[Recorded data]
-- start --

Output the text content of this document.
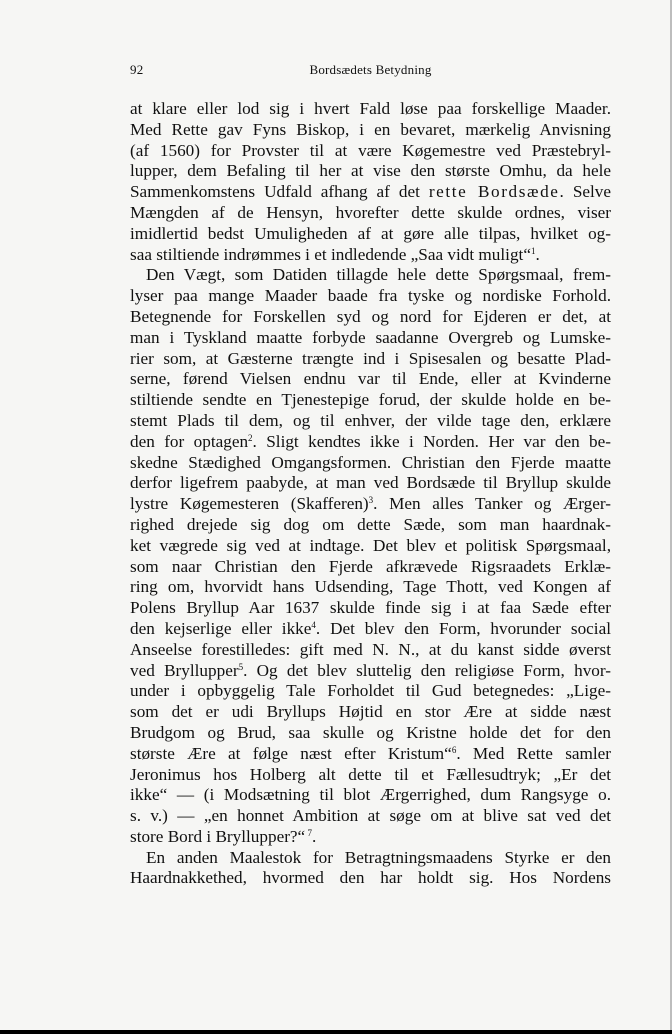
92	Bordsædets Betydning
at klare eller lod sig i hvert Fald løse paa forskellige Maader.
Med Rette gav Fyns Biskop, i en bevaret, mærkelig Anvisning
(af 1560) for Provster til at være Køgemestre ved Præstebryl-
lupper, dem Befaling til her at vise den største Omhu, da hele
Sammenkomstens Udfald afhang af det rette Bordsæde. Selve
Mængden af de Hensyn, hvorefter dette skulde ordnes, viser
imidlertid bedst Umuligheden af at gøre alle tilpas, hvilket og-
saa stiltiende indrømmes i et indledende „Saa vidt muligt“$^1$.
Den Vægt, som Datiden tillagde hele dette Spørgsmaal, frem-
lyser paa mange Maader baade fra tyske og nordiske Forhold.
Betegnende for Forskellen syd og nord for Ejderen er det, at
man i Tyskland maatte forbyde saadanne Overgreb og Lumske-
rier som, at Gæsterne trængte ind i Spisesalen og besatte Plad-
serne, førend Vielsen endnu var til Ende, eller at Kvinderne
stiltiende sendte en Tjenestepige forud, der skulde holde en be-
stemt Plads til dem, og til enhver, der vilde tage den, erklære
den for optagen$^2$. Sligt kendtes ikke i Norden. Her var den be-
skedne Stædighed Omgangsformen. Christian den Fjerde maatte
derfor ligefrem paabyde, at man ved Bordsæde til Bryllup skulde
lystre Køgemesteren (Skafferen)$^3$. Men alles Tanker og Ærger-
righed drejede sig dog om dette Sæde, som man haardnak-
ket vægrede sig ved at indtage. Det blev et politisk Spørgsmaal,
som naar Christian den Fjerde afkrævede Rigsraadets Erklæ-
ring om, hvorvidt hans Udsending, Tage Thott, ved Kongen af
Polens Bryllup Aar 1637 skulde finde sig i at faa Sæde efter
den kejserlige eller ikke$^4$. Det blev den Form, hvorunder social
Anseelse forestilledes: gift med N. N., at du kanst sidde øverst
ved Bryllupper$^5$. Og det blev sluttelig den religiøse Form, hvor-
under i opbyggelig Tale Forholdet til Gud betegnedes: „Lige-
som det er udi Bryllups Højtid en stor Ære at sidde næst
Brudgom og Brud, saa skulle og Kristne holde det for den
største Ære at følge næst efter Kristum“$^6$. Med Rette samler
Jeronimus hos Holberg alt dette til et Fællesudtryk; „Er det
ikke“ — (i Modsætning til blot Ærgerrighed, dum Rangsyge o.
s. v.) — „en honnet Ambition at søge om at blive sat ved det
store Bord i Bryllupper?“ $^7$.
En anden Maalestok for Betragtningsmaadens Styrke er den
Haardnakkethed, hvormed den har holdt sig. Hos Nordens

-- end --

AIM OF THE EXERCISE — Return all of the entries word for word, but omit the pictures.

SOLUTION FOR THIS EXERCISE —
Output the text content of this document.
92	Bordsædets Betydning
at klare eller lod sig i hvert Fald løse paa forskellige Maader.
Med Rette gav Fyns Biskop, i en bevaret, mærkelig Anvisning
(af 1560) for Provster til at være Køgemestre ved Præstebryl-
lupper, dem Befaling til her at vise den største Omhu, da hele
Sammenkomstens Udfald afhang af det rette Bordsæde. Selve
Mængden af de Hensyn, hvorefter dette skulde ordnes, viser
imidlertid bedst Umuligheden af at gøre alle tilpas, hvilket og-
saa stiltiende indrømmes i et indledende „Saa vidt muligt“$^1$.
Den Vægt, som Datiden tillagde hele dette Spørgsmaal, frem-
lyser paa mange Maader baade fra tyske og nordiske Forhold.
Betegnende for Forskellen syd og nord for Ejderen er det, at
man i Tyskland maatte forbyde saadanne Overgreb og Lumske-
rier som, at Gæsterne trængte ind i Spisesalen og besatte Plad-
serne, førend Vielsen endnu var til Ende, eller at Kvinderne
stiltiende sendte en Tjenestepige forud, der skulde holde en be-
stemt Plads til dem, og til enhver, der vilde tage den, erklære
den for optagen$^2$. Sligt kendtes ikke i Norden. Her var den be-
skedne Stædighed Omgangsformen. Christian den Fjerde maatte
derfor ligefrem paabyde, at man ved Bordsæde til Bryllup skulde
lystre Køgemesteren (Skafferen)$^3$. Men alles Tanker og Ærger-
righed drejede sig dog om dette Sæde, som man haardnak-
ket vægrede sig ved at indtage. Det blev et politisk Spørgsmaal,
som naar Christian den Fjerde afkrævede Rigsraadets Erklæ-
ring om, hvorvidt hans Udsending, Tage Thott, ved Kongen af
Polens Bryllup Aar 1637 skulde finde sig i at faa Sæde efter
den kejserlige eller ikke$^4$. Det blev den Form, hvorunder social
Anseelse forestilledes: gift med N. N., at du kanst sidde øverst
ved Bryllupper$^5$. Og det blev sluttelig den religiøse Form, hvor-
under i opbyggelig Tale Forholdet til Gud betegnedes: „Lige-
som det er udi Bryllups Højtid en stor Ære at sidde næst
Brudgom og Brud, saa skulle og Kristne holde det for den
største Ære at følge næst efter Kristum“$^6$. Med Rette samler
Jeronimus hos Holberg alt dette til et Fællesudtryk; „Er det
ikke“ — (i Modsætning til blot Ærgerrighed, dum Rangsyge o.
s. v.) — „en honnet Ambition at søge om at blive sat ved det
store Bord i Bryllupper?“ $^7$.
En anden Maalestok for Betragtningsmaadens Styrke er den
Haardnakkethed, hvormed den har holdt sig. Hos Nordens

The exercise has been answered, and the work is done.